- GIVEN INSTRUCTION
From the records below, extract all the text exactly and leave the images behind.

========

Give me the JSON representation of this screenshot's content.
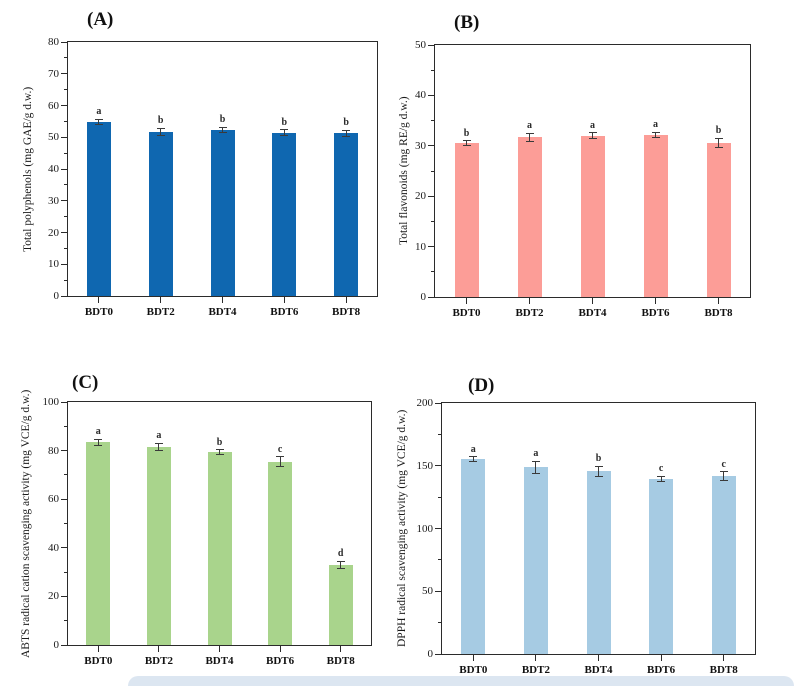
{
  "figure": {
    "error_bar_color": "#3a3a3a",
    "axis_color": "#2b2b2b",
    "footer_strip_color": "#dce6f1"
  },
  "chart_data": [
    {
      "type": "bar",
      "panel_label": "(A)",
      "title": "",
      "xlabel": "",
      "ylabel": "Total polyphenols (mg GAE/g d.w.)",
      "categories": [
        "BDT0",
        "BDT2",
        "BDT4",
        "BDT6",
        "BDT8"
      ],
      "values": [
        54.8,
        51.8,
        52.3,
        51.5,
        51.2
      ],
      "errors": [
        0.9,
        1.1,
        0.8,
        0.9,
        1.0
      ],
      "sig_letters": [
        "a",
        "b",
        "b",
        "b",
        "b"
      ],
      "ylim": [
        0,
        80
      ],
      "major_tick": 10,
      "minor_tick": 5,
      "bar_color": "#0f67b0",
      "grid": false,
      "legend": "none"
    },
    {
      "type": "bar",
      "panel_label": "(B)",
      "title": "",
      "xlabel": "",
      "ylabel": "Total flavonoids (mg RE/g d.w.)",
      "categories": [
        "BDT0",
        "BDT2",
        "BDT4",
        "BDT6",
        "BDT8"
      ],
      "values": [
        30.5,
        31.7,
        32.0,
        32.2,
        30.6
      ],
      "errors": [
        0.5,
        0.8,
        0.6,
        0.5,
        0.9
      ],
      "sig_letters": [
        "b",
        "a",
        "a",
        "a",
        "b"
      ],
      "ylim": [
        0,
        50
      ],
      "major_tick": 10,
      "minor_tick": 5,
      "bar_color": "#fc9d97",
      "grid": false,
      "legend": "none"
    },
    {
      "type": "bar",
      "panel_label": "(C)",
      "title": "",
      "xlabel": "",
      "ylabel": "ABTS radical cation scavenging activity (mg VCE/g d.w.)",
      "categories": [
        "BDT0",
        "BDT2",
        "BDT4",
        "BDT6",
        "BDT8"
      ],
      "values": [
        83.5,
        81.5,
        79.4,
        75.5,
        33.0
      ],
      "errors": [
        1.2,
        1.5,
        1.0,
        2.0,
        1.5
      ],
      "sig_letters": [
        "a",
        "a",
        "b",
        "c",
        "d"
      ],
      "ylim": [
        0,
        100
      ],
      "major_tick": 20,
      "minor_tick": 10,
      "bar_color": "#a9d48c",
      "grid": false,
      "legend": "none"
    },
    {
      "type": "bar",
      "panel_label": "(D)",
      "title": "",
      "xlabel": "",
      "ylabel": "DPPH radical scavenging activity (mg VCE/g d.w.)",
      "categories": [
        "BDT0",
        "BDT2",
        "BDT4",
        "BDT6",
        "BDT8"
      ],
      "values": [
        155.0,
        148.7,
        145.5,
        139.7,
        141.6
      ],
      "errors": [
        2.0,
        5.0,
        4.0,
        2.0,
        3.5
      ],
      "sig_letters": [
        "a",
        "a",
        "b",
        "c",
        "c"
      ],
      "ylim": [
        0,
        200
      ],
      "major_tick": 50,
      "minor_tick": 25,
      "bar_color": "#a6cbe3",
      "grid": false,
      "legend": "none"
    }
  ]
}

========

- ANSWER TO THIS PROBLEM
Give me the JSON representation of this screenshot's content.
{
  "figure": {
    "error_bar_color": "#3a3a3a",
    "axis_color": "#2b2b2b",
    "footer_strip_color": "#dce6f1"
  },
  "chart_data": [
    {
      "type": "bar",
      "panel_label": "(A)",
      "title": "",
      "xlabel": "",
      "ylabel": "Total polyphenols (mg GAE/g d.w.)",
      "categories": [
        "BDT0",
        "BDT2",
        "BDT4",
        "BDT6",
        "BDT8"
      ],
      "values": [
        54.8,
        51.8,
        52.3,
        51.5,
        51.2
      ],
      "errors": [
        0.9,
        1.1,
        0.8,
        0.9,
        1.0
      ],
      "sig_letters": [
        "a",
        "b",
        "b",
        "b",
        "b"
      ],
      "ylim": [
        0,
        80
      ],
      "major_tick": 10,
      "minor_tick": 5,
      "bar_color": "#0f67b0",
      "grid": false,
      "legend": "none"
    },
    {
      "type": "bar",
      "panel_label": "(B)",
      "title": "",
      "xlabel": "",
      "ylabel": "Total flavonoids (mg RE/g d.w.)",
      "categories": [
        "BDT0",
        "BDT2",
        "BDT4",
        "BDT6",
        "BDT8"
      ],
      "values": [
        30.5,
        31.7,
        32.0,
        32.2,
        30.6
      ],
      "errors": [
        0.5,
        0.8,
        0.6,
        0.5,
        0.9
      ],
      "sig_letters": [
        "b",
        "a",
        "a",
        "a",
        "b"
      ],
      "ylim": [
        0,
        50
      ],
      "major_tick": 10,
      "minor_tick": 5,
      "bar_color": "#fc9d97",
      "grid": false,
      "legend": "none"
    },
    {
      "type": "bar",
      "panel_label": "(C)",
      "title": "",
      "xlabel": "",
      "ylabel": "ABTS radical cation scavenging activity (mg VCE/g d.w.)",
      "categories": [
        "BDT0",
        "BDT2",
        "BDT4",
        "BDT6",
        "BDT8"
      ],
      "values": [
        83.5,
        81.5,
        79.4,
        75.5,
        33.0
      ],
      "errors": [
        1.2,
        1.5,
        1.0,
        2.0,
        1.5
      ],
      "sig_letters": [
        "a",
        "a",
        "b",
        "c",
        "d"
      ],
      "ylim": [
        0,
        100
      ],
      "major_tick": 20,
      "minor_tick": 10,
      "bar_color": "#a9d48c",
      "grid": false,
      "legend": "none"
    },
    {
      "type": "bar",
      "panel_label": "(D)",
      "title": "",
      "xlabel": "",
      "ylabel": "DPPH radical scavenging activity (mg VCE/g d.w.)",
      "categories": [
        "BDT0",
        "BDT2",
        "BDT4",
        "BDT6",
        "BDT8"
      ],
      "values": [
        155.0,
        148.7,
        145.5,
        139.7,
        141.6
      ],
      "errors": [
        2.0,
        5.0,
        4.0,
        2.0,
        3.5
      ],
      "sig_letters": [
        "a",
        "a",
        "b",
        "c",
        "c"
      ],
      "ylim": [
        0,
        200
      ],
      "major_tick": 50,
      "minor_tick": 25,
      "bar_color": "#a6cbe3",
      "grid": false,
      "legend": "none"
    }
  ]
}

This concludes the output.